Your task:
Give back each entry unchanged, minus pictures.

Records from a data source
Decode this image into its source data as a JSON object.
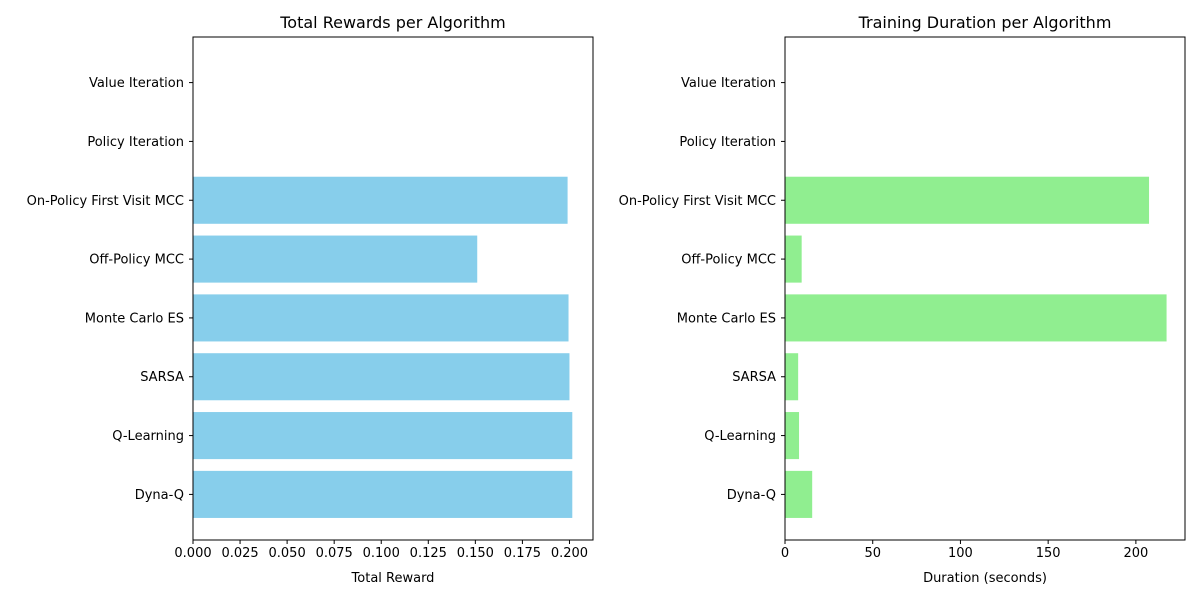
{
  "chart_data": [
    {
      "type": "bar",
      "orientation": "horizontal",
      "title": "Total Rewards per Algorithm",
      "xlabel": "Total Reward",
      "ylabel": "",
      "color": "#87CEEB",
      "categories": [
        "Value Iteration",
        "Policy Iteration",
        "On-Policy First Visit MCC",
        "Off-Policy MCC",
        "Monte Carlo ES",
        "SARSA",
        "Q-Learning",
        "Dyna-Q"
      ],
      "values": [
        0,
        0,
        0.199,
        0.151,
        0.1995,
        0.2,
        0.2015,
        0.2015
      ],
      "xlim": [
        0,
        0.2125
      ],
      "xticks": [
        "0.000",
        "0.025",
        "0.050",
        "0.075",
        "0.100",
        "0.125",
        "0.150",
        "0.175",
        "0.200"
      ],
      "grid": false
    },
    {
      "type": "bar",
      "orientation": "horizontal",
      "title": "Training Duration per Algorithm",
      "xlabel": "Duration (seconds)",
      "ylabel": "",
      "color": "#90EE90",
      "categories": [
        "Value Iteration",
        "Policy Iteration",
        "On-Policy First Visit MCC",
        "Off-Policy MCC",
        "Monte Carlo ES",
        "SARSA",
        "Q-Learning",
        "Dyna-Q"
      ],
      "values": [
        0,
        0,
        207.5,
        9.5,
        217.5,
        7.5,
        8,
        15.5
      ],
      "xlim": [
        0,
        228
      ],
      "xticks": [
        "0",
        "50",
        "100",
        "150",
        "200"
      ],
      "grid": false
    }
  ]
}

Answer to the task:
Decode this image into its source data as a JSON object.
{
  "chart_data": [
    {
      "type": "bar",
      "orientation": "horizontal",
      "title": "Total Rewards per Algorithm",
      "xlabel": "Total Reward",
      "ylabel": "",
      "color": "#87CEEB",
      "categories": [
        "Value Iteration",
        "Policy Iteration",
        "On-Policy First Visit MCC",
        "Off-Policy MCC",
        "Monte Carlo ES",
        "SARSA",
        "Q-Learning",
        "Dyna-Q"
      ],
      "values": [
        0,
        0,
        0.199,
        0.151,
        0.1995,
        0.2,
        0.2015,
        0.2015
      ],
      "xlim": [
        0,
        0.2125
      ],
      "xticks": [
        "0.000",
        "0.025",
        "0.050",
        "0.075",
        "0.100",
        "0.125",
        "0.150",
        "0.175",
        "0.200"
      ],
      "grid": false
    },
    {
      "type": "bar",
      "orientation": "horizontal",
      "title": "Training Duration per Algorithm",
      "xlabel": "Duration (seconds)",
      "ylabel": "",
      "color": "#90EE90",
      "categories": [
        "Value Iteration",
        "Policy Iteration",
        "On-Policy First Visit MCC",
        "Off-Policy MCC",
        "Monte Carlo ES",
        "SARSA",
        "Q-Learning",
        "Dyna-Q"
      ],
      "values": [
        0,
        0,
        207.5,
        9.5,
        217.5,
        7.5,
        8,
        15.5
      ],
      "xlim": [
        0,
        228
      ],
      "xticks": [
        "0",
        "50",
        "100",
        "150",
        "200"
      ],
      "grid": false
    }
  ]
}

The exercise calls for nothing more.